--- begin DATA FOR THIS EXERCISE ---

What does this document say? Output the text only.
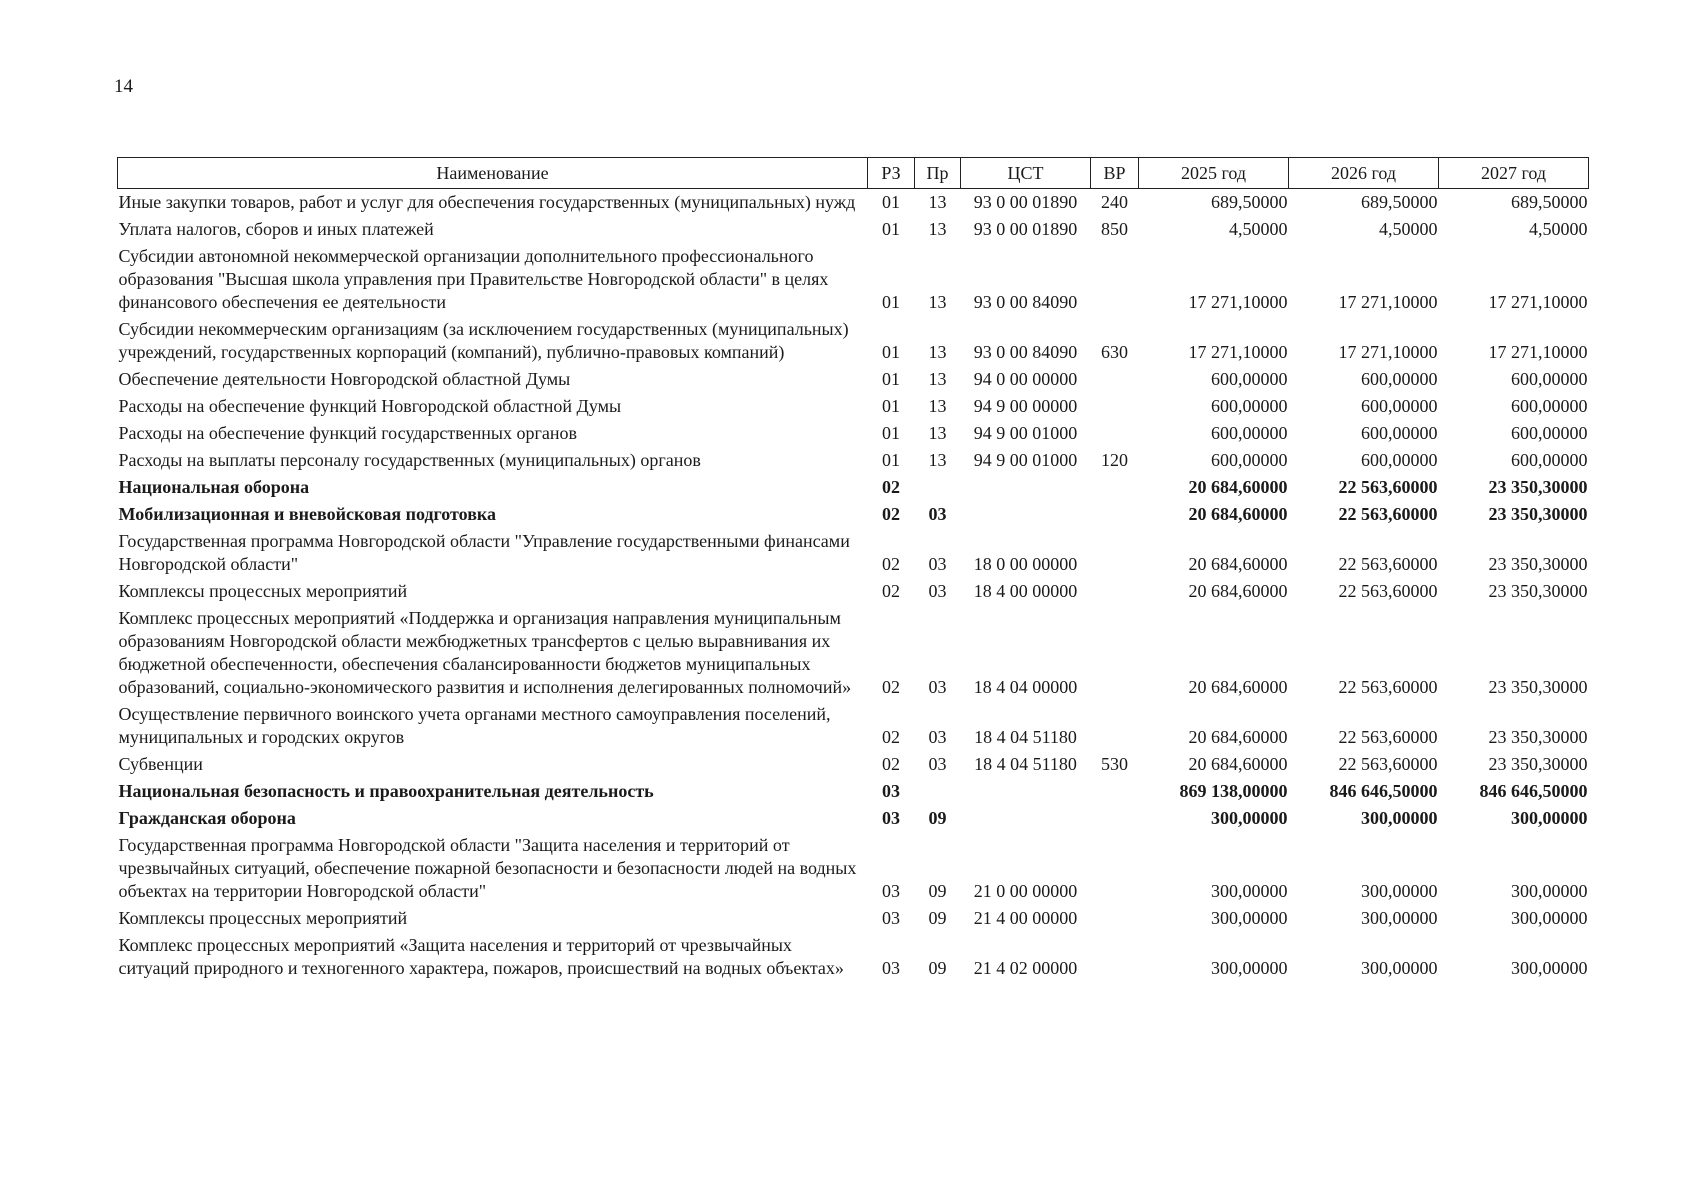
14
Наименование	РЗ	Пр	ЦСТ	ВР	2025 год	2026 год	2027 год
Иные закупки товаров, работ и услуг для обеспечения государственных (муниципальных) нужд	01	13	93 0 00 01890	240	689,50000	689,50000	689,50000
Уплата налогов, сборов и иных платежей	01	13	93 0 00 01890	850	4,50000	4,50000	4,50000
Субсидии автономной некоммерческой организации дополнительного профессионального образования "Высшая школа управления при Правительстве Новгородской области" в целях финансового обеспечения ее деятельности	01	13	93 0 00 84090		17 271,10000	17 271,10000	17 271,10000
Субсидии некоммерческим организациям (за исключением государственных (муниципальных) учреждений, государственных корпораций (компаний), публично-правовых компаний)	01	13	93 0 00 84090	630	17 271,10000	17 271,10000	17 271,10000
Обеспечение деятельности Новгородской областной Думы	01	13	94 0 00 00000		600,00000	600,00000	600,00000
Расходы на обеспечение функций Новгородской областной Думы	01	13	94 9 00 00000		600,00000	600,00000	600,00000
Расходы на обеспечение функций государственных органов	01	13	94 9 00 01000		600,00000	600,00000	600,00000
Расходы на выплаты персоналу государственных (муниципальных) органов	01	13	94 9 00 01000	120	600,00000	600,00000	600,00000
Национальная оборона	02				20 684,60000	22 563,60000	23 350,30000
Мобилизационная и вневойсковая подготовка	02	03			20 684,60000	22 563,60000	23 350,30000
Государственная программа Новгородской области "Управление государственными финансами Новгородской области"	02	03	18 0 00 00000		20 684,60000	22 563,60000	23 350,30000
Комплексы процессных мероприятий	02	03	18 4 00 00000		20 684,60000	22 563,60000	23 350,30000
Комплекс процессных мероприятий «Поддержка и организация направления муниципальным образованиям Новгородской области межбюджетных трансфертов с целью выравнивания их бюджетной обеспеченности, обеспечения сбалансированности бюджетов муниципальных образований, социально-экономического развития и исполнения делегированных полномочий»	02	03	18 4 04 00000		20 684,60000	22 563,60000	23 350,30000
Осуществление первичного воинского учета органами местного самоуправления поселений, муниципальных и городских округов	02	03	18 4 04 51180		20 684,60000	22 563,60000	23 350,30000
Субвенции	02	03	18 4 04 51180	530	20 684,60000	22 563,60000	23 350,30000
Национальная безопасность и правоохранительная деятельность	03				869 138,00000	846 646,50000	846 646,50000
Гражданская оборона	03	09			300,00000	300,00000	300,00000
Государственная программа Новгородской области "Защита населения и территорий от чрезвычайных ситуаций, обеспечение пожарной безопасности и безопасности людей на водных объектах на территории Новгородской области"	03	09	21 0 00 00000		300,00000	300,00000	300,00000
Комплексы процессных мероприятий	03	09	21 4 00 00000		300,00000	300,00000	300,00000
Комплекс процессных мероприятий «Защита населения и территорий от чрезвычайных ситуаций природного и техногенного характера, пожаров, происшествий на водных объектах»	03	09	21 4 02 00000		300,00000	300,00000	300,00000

--- end DATA FOR THIS EXERCISE ---
--- begin DATA FOR THIS EXERCISE ---

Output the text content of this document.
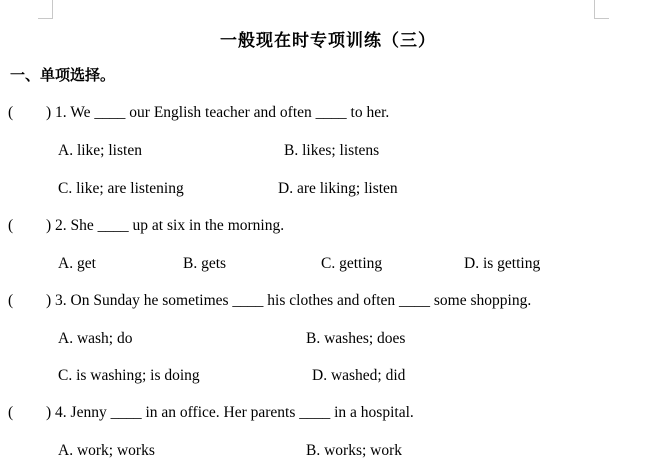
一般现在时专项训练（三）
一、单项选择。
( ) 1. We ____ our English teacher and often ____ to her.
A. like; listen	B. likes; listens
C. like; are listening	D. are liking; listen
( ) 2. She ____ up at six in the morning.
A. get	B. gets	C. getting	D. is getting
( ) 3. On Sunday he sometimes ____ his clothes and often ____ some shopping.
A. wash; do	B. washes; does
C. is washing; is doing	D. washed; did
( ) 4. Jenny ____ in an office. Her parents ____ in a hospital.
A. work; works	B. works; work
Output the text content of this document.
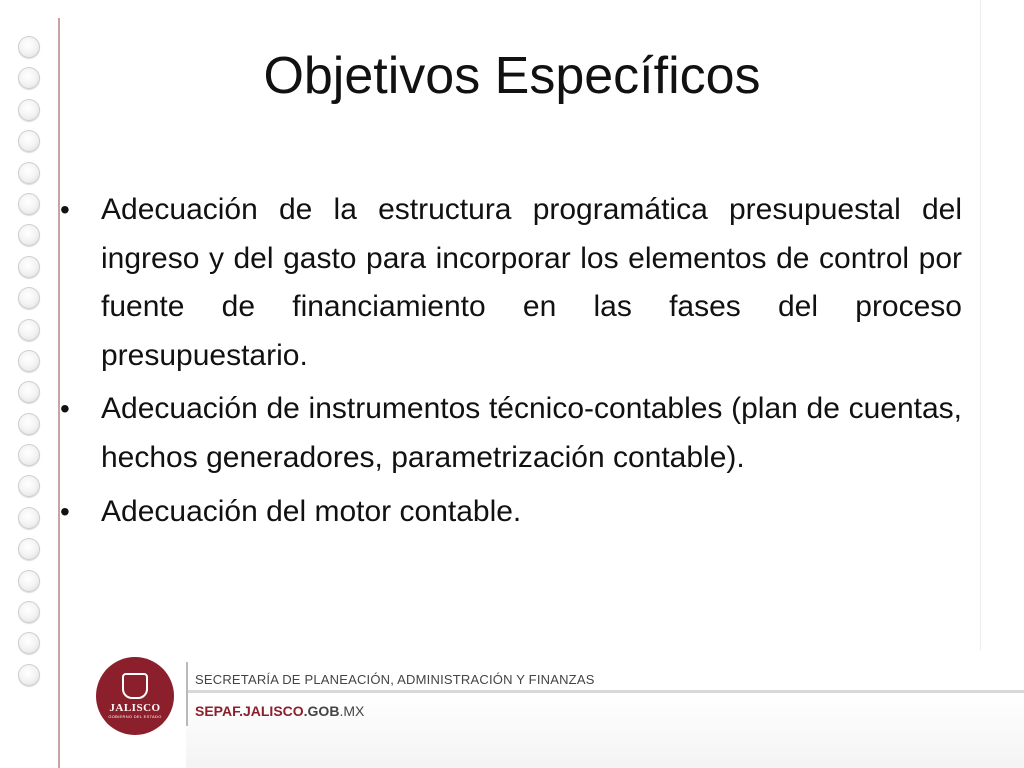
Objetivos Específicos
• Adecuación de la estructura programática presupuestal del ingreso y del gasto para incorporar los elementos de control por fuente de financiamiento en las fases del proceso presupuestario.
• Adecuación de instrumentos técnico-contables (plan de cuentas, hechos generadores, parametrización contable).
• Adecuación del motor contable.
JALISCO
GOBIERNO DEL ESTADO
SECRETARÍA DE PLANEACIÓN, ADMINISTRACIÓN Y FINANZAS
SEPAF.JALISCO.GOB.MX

--- end DATA FOR THIS EXERCISE ---

**OBJECTIVE**
Tally the lines of the records holding the word "contable", then state only the tally.

**FINISHED EXERCISE**
2